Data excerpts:

BEGIN

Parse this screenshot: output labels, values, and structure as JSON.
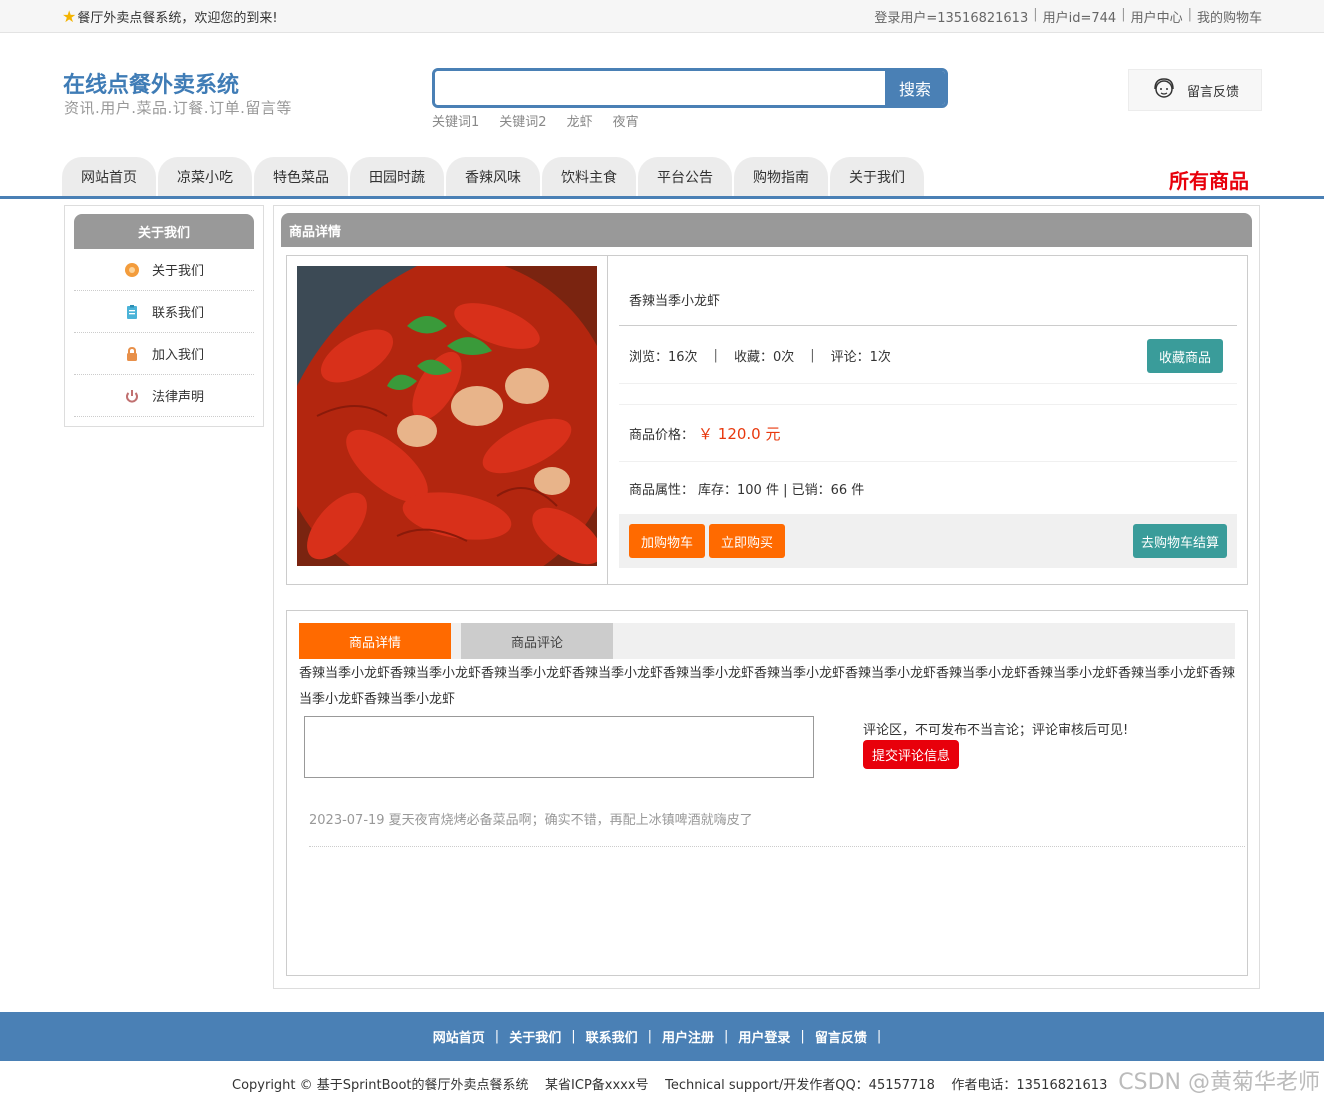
{
  "topbar": {
    "welcome": "餐厅外卖点餐系统，欢迎您的到来!",
    "links": [
      "登录用户=13516821613",
      "用户id=744",
      "用户中心",
      "我的购物车"
    ]
  },
  "header": {
    "title": "在线点餐外卖系统",
    "subtitle": "资讯.用户.菜品.订餐.订单.留言等",
    "search_value": "",
    "search_button": "搜索",
    "hotwords": [
      "关键词1",
      "关键词2",
      "龙虾",
      "夜宵"
    ],
    "feedback": "留言反馈"
  },
  "nav": {
    "items": [
      "网站首页",
      "凉菜小吃",
      "特色菜品",
      "田园时蔬",
      "香辣风味",
      "饮料主食",
      "平台公告",
      "购物指南",
      "关于我们"
    ],
    "all_goods": "所有商品"
  },
  "sidebar": {
    "title": "关于我们",
    "items": [
      {
        "label": "关于我们",
        "icon": "coin-icon",
        "color": "#f39c3c"
      },
      {
        "label": "联系我们",
        "icon": "clipboard-icon",
        "color": "#4bb3d8"
      },
      {
        "label": "加入我们",
        "icon": "lock-icon",
        "color": "#e8904a"
      },
      {
        "label": "法律声明",
        "icon": "power-icon",
        "color": "#c07070"
      }
    ]
  },
  "product": {
    "section_title": "商品详情",
    "name": "香辣当季小龙虾",
    "views_label": "浏览：16次",
    "favorites_label": "收藏：0次",
    "comments_label": "评论：1次",
    "favorite_button": "收藏商品",
    "price_label": "商品价格：",
    "price": "￥ 120.0 元",
    "attr_label": "商品属性：",
    "attr_value": "库存：100 件 | 已销：66 件",
    "add_cart_button": "加购物车",
    "buy_now_button": "立即购买",
    "checkout_button": "去购物车结算"
  },
  "tabs": {
    "items": [
      "商品详情",
      "商品评论"
    ],
    "description": "香辣当季小龙虾香辣当季小龙虾香辣当季小龙虾香辣当季小龙虾香辣当季小龙虾香辣当季小龙虾香辣当季小龙虾香辣当季小龙虾香辣当季小龙虾香辣当季小龙虾香辣当季小龙虾香辣当季小龙虾",
    "comment_value": "",
    "comment_tip": "评论区，不可发布不当言论；评论审核后可见!",
    "submit_button": "提交评论信息",
    "review": "2023-07-19 夏天夜宵烧烤必备菜品啊；确实不错，再配上冰镇啤酒就嗨皮了"
  },
  "footer": {
    "links": [
      "网站首页",
      "关于我们",
      "联系我们",
      "用户注册",
      "用户登录",
      "留言反馈"
    ],
    "copyright": "Copyright © 基于SprintBoot的餐厅外卖点餐系统    某省ICP备xxxx号    Technical support/开发作者QQ：45157718    作者电话：13516821613",
    "watermark": "CSDN @黄菊华老师"
  }
}
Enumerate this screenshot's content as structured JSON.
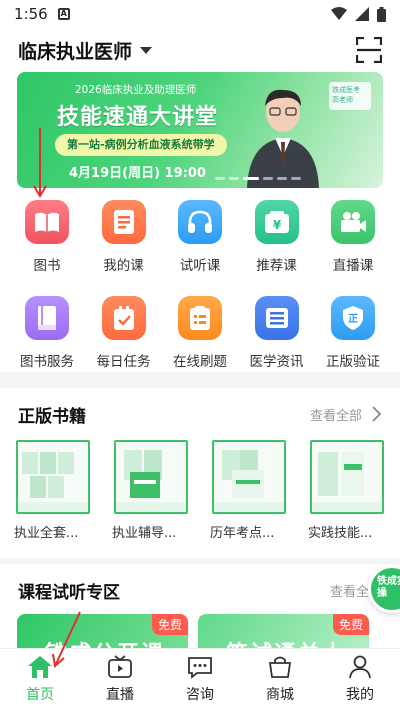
{
  "status_bar": {
    "time": "1:56",
    "sim_label": "A"
  },
  "header": {
    "title": "临床执业医师"
  },
  "banner": {
    "subtitle": "2026临床执业及助理医师",
    "headline": "技能速通大讲堂",
    "pill": "第一站-病例分析血液系统带学",
    "date": "4月19日(周日) 19:00",
    "badge": "铁成医考 高老师"
  },
  "grid_row1": [
    {
      "label": "图书",
      "icon": "book-icon",
      "color": "#f0535f"
    },
    {
      "label": "我的课",
      "icon": "document-icon",
      "color": "#ff6a3d"
    },
    {
      "label": "试听课",
      "icon": "headphones-icon",
      "color": "#2d9cf2"
    },
    {
      "label": "推荐课",
      "icon": "yen-box-icon",
      "color": "#27c08a"
    },
    {
      "label": "直播课",
      "icon": "video-camera-icon",
      "color": "#3cc36b"
    }
  ],
  "grid_row2": [
    {
      "label": "图书服务",
      "icon": "book-service-icon",
      "color": "#9b6cf0"
    },
    {
      "label": "每日任务",
      "icon": "task-check-icon",
      "color": "#ff6a3d"
    },
    {
      "label": "在线刷题",
      "icon": "quiz-list-icon",
      "color": "#ff8a1c"
    },
    {
      "label": "医学资讯",
      "icon": "news-icon",
      "color": "#3a72e8"
    },
    {
      "label": "正版验证",
      "icon": "shield-icon",
      "color": "#2d9cf2"
    }
  ],
  "books_section": {
    "title": "正版书籍",
    "see_all": "查看全部",
    "items": [
      {
        "name": "执业全套..."
      },
      {
        "name": "执业辅导..."
      },
      {
        "name": "历年考点..."
      },
      {
        "name": "实践技能..."
      }
    ]
  },
  "courses_section": {
    "title": "课程试听专区",
    "see_all": "查看全部",
    "items": [
      {
        "title": "铁成公开课",
        "badge": "免费"
      },
      {
        "title": "笔试通关大讲堂",
        "badge": "免费"
      }
    ]
  },
  "floater": {
    "text": "铁成实操"
  },
  "tabbar": [
    {
      "label": "首页",
      "icon": "home-icon",
      "active": true
    },
    {
      "label": "直播",
      "icon": "tv-icon",
      "active": false
    },
    {
      "label": "咨询",
      "icon": "chat-icon",
      "active": false
    },
    {
      "label": "商城",
      "icon": "shopping-bag-icon",
      "active": false
    },
    {
      "label": "我的",
      "icon": "user-icon",
      "active": false
    }
  ],
  "colors": {
    "accent": "#2fbf67",
    "annotation": "#e0302b"
  }
}
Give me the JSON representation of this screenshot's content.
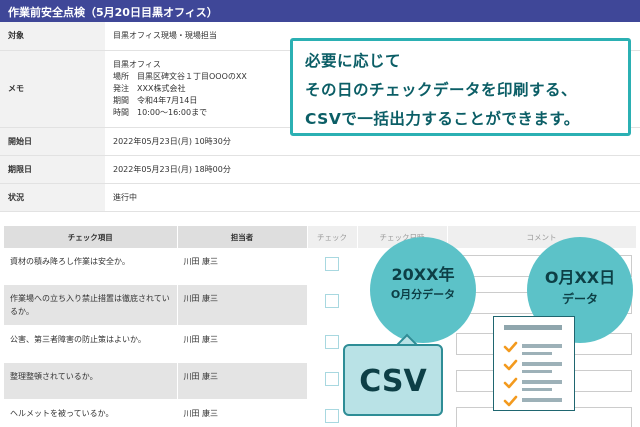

END

▶ [Instructions for the task]:
Please write out all of the material above without changing a word, and omit any pictures.

▶ [Exercise response]:
Parse this screenshot: output labels, values, and structure as JSON.
{
  "topbar": {
    "welcome": "餐厅外卖点餐系统，欢迎您的到来!",
    "links": [
      "登录用户=13516821613",
      "用户id=744",
      "用户中心",
      "我的购物车"
    ]
  },
  "header": {
    "title": "在线点餐外卖系统",
    "subtitle": "资讯.用户.菜品.订餐.订单.留言等",
    "search_value": "",
    "search_button": "搜索",
    "hotwords": [
      "关键词1",
      "关键词2",
      "龙虾",
      "夜宵"
    ],
    "feedback": "留言反馈"
  },
  "nav": {
    "items": [
      "网站首页",
      "凉菜小吃",
      "特色菜品",
      "田园时蔬",
      "香辣风味",
      "饮料主食",
      "平台公告",
      "购物指南",
      "关于我们"
    ],
    "all_goods": "所有商品"
  },
  "sidebar": {
    "title": "关于我们",
    "items": [
      {
        "label": "关于我们",
        "icon": "coin-icon",
        "color": "#f39c3c"
      },
      {
        "label": "联系我们",
        "icon": "clipboard-icon",
        "color": "#4bb3d8"
      },
      {
        "label": "加入我们",
        "icon": "lock-icon",
        "color": "#e8904a"
      },
      {
        "label": "法律声明",
        "icon": "power-icon",
        "color": "#c07070"
      }
    ]
  },
  "product": {
    "section_title": "商品详情",
    "name": "香辣当季小龙虾",
    "views_label": "浏览：16次",
    "favorites_label": "收藏：0次",
    "comments_label": "评论：1次",
    "favorite_button": "收藏商品",
    "price_label": "商品价格：",
    "price": "￥ 120.0 元",
    "attr_label": "商品属性：",
    "attr_value": "库存：100 件 | 已销：66 件",
    "add_cart_button": "加购物车",
    "buy_now_button": "立即购买",
    "checkout_button": "去购物车结算"
  },
  "tabs": {
    "items": [
      "商品详情",
      "商品评论"
    ],
    "description": "香辣当季小龙虾香辣当季小龙虾香辣当季小龙虾香辣当季小龙虾香辣当季小龙虾香辣当季小龙虾香辣当季小龙虾香辣当季小龙虾香辣当季小龙虾香辣当季小龙虾香辣当季小龙虾香辣当季小龙虾",
    "comment_value": "",
    "comment_tip": "评论区，不可发布不当言论；评论审核后可见!",
    "submit_button": "提交评论信息",
    "review": "2023-07-19 夏天夜宵烧烤必备菜品啊；确实不错，再配上冰镇啤酒就嗨皮了"
  },
  "footer": {
    "links": [
      "网站首页",
      "关于我们",
      "联系我们",
      "用户注册",
      "用户登录",
      "留言反馈"
    ],
    "copyright": "Copyright © 基于SprintBoot的餐厅外卖点餐系统    某省ICP备xxxx号    Technical support/开发作者QQ：45157718    作者电话：13516821613",
    "watermark": "CSDN @黄菊华老师"
  }
}
Enumerate this screenshot's content as structured JSON.
{
  "status_bar": {
    "time": "1:56",
    "sim_label": "A"
  },
  "header": {
    "title": "临床执业医师"
  },
  "banner": {
    "subtitle": "2026临床执业及助理医师",
    "headline": "技能速通大讲堂",
    "pill": "第一站-病例分析血液系统带学",
    "date": "4月19日(周日) 19:00",
    "badge": "铁成医考 高老师"
  },
  "grid_row1": [
    {
      "label": "图书",
      "icon": "book-icon",
      "color": "#f0535f"
    },
    {
      "label": "我的课",
      "icon": "document-icon",
      "color": "#ff6a3d"
    },
    {
      "label": "试听课",
      "icon": "headphones-icon",
      "color": "#2d9cf2"
    },
    {
      "label": "推荐课",
      "icon": "yen-box-icon",
      "color": "#27c08a"
    },
    {
      "label": "直播课",
      "icon": "video-camera-icon",
      "color": "#3cc36b"
    }
  ],
  "grid_row2": [
    {
      "label": "图书服务",
      "icon": "book-service-icon",
      "color": "#9b6cf0"
    },
    {
      "label": "每日任务",
      "icon": "task-check-icon",
      "color": "#ff6a3d"
    },
    {
      "label": "在线刷题",
      "icon": "quiz-list-icon",
      "color": "#ff8a1c"
    },
    {
      "label": "医学资讯",
      "icon": "news-icon",
      "color": "#3a72e8"
    },
    {
      "label": "正版验证",
      "icon": "shield-icon",
      "color": "#2d9cf2"
    }
  ],
  "books_section": {
    "title": "正版书籍",
    "see_all": "查看全部",
    "items": [
      {
        "name": "执业全套..."
      },
      {
        "name": "执业辅导..."
      },
      {
        "name": "历年考点..."
      },
      {
        "name": "实践技能..."
      }
    ]
  },
  "courses_section": {
    "title": "课程试听专区",
    "see_all": "查看全部",
    "items": [
      {
        "title": "铁成公开课",
        "badge": "免费"
      },
      {
        "title": "笔试通关大讲堂",
        "badge": "免费"
      }
    ]
  },
  "floater": {
    "text": "铁成实操"
  },
  "tabbar": [
    {
      "label": "首页",
      "icon": "home-icon",
      "active": true
    },
    {
      "label": "直播",
      "icon": "tv-icon",
      "active": false
    },
    {
      "label": "咨询",
      "icon": "chat-icon",
      "active": false
    },
    {
      "label": "商城",
      "icon": "shopping-bag-icon",
      "active": false
    },
    {
      "label": "我的",
      "icon": "user-icon",
      "active": false
    }
  ],
  "colors": {
    "accent": "#2fbf67",
    "annotation": "#e0302b"
  }
}
Give me the JSON representation of this screenshot's content.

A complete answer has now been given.